**PROBLEM**.
The entries that follow should be written out exactly.

start GIVEN RECORDS

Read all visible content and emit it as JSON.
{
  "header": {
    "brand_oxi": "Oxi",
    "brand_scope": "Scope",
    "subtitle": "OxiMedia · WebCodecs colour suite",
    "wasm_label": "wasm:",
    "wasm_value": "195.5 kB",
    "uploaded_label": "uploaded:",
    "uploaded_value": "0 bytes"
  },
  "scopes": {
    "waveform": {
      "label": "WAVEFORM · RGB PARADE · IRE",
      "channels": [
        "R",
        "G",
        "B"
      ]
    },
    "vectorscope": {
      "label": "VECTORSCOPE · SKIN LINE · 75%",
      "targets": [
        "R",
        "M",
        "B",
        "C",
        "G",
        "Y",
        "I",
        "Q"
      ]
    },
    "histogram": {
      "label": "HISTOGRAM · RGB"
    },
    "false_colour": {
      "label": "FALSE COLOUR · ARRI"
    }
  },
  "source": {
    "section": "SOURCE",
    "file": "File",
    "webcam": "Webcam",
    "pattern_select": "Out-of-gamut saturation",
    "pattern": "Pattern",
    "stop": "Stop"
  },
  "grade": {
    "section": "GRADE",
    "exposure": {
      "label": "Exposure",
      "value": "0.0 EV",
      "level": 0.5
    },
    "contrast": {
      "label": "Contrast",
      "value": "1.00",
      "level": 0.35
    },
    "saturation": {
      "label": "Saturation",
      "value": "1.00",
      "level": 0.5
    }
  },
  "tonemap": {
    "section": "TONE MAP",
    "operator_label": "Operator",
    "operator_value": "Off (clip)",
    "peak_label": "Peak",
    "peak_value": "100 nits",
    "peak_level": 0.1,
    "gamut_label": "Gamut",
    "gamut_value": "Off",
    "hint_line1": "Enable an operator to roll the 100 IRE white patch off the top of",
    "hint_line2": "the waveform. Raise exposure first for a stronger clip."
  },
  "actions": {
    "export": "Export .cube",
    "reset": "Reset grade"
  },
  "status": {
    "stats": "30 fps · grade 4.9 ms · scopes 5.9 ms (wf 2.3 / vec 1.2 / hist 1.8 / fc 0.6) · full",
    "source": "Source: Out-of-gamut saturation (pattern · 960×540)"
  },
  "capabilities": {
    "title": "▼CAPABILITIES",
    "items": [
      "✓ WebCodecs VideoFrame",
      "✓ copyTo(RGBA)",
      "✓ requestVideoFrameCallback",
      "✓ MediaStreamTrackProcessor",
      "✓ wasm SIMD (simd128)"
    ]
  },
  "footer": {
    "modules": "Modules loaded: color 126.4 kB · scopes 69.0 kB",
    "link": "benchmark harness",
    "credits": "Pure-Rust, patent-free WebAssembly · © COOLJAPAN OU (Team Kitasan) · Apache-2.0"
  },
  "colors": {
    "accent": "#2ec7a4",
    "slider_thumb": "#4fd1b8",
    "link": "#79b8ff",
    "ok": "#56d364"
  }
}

end GIVEN RECORDS

**WRITTEN SOLUTION**.
Read all visible content and emit it as JSON.
{
  "header": {
    "brand_oxi": "Oxi",
    "brand_scope": "Scope",
    "subtitle": "OxiMedia · WebCodecs colour suite",
    "wasm_label": "wasm:",
    "wasm_value": "195.5 kB",
    "uploaded_label": "uploaded:",
    "uploaded_value": "0 bytes"
  },
  "scopes": {
    "waveform": {
      "label": "WAVEFORM · RGB PARADE · IRE",
      "channels": [
        "R",
        "G",
        "B"
      ]
    },
    "vectorscope": {
      "label": "VECTORSCOPE · SKIN LINE · 75%",
      "targets": [
        "R",
        "M",
        "B",
        "C",
        "G",
        "Y",
        "I",
        "Q"
      ]
    },
    "histogram": {
      "label": "HISTOGRAM · RGB"
    },
    "false_colour": {
      "label": "FALSE COLOUR · ARRI"
    }
  },
  "source": {
    "section": "SOURCE",
    "file": "File",
    "webcam": "Webcam",
    "pattern_select": "Out-of-gamut saturation",
    "pattern": "Pattern",
    "stop": "Stop"
  },
  "grade": {
    "section": "GRADE",
    "exposure": {
      "label": "Exposure",
      "value": "0.0 EV",
      "level": 0.5
    },
    "contrast": {
      "label": "Contrast",
      "value": "1.00",
      "level": 0.35
    },
    "saturation": {
      "label": "Saturation",
      "value": "1.00",
      "level": 0.5
    }
  },
  "tonemap": {
    "section": "TONE MAP",
    "operator_label": "Operator",
    "operator_value": "Off (clip)",
    "peak_label": "Peak",
    "peak_value": "100 nits",
    "peak_level": 0.1,
    "gamut_label": "Gamut",
    "gamut_value": "Off",
    "hint_line1": "Enable an operator to roll the 100 IRE white patch off the top of",
    "hint_line2": "the waveform. Raise exposure first for a stronger clip."
  },
  "actions": {
    "export": "Export .cube",
    "reset": "Reset grade"
  },
  "status": {
    "stats": "30 fps · grade 4.9 ms · scopes 5.9 ms (wf 2.3 / vec 1.2 / hist 1.8 / fc 0.6) · full",
    "source": "Source: Out-of-gamut saturation (pattern · 960×540)"
  },
  "capabilities": {
    "title": "▼CAPABILITIES",
    "items": [
      "✓ WebCodecs VideoFrame",
      "✓ copyTo(RGBA)",
      "✓ requestVideoFrameCallback",
      "✓ MediaStreamTrackProcessor",
      "✓ wasm SIMD (simd128)"
    ]
  },
  "footer": {
    "modules": "Modules loaded: color 126.4 kB · scopes 69.0 kB",
    "link": "benchmark harness",
    "credits": "Pure-Rust, patent-free WebAssembly · © COOLJAPAN OU (Team Kitasan) · Apache-2.0"
  },
  "colors": {
    "accent": "#2ec7a4",
    "slider_thumb": "#4fd1b8",
    "link": "#79b8ff",
    "ok": "#56d364"
  }
}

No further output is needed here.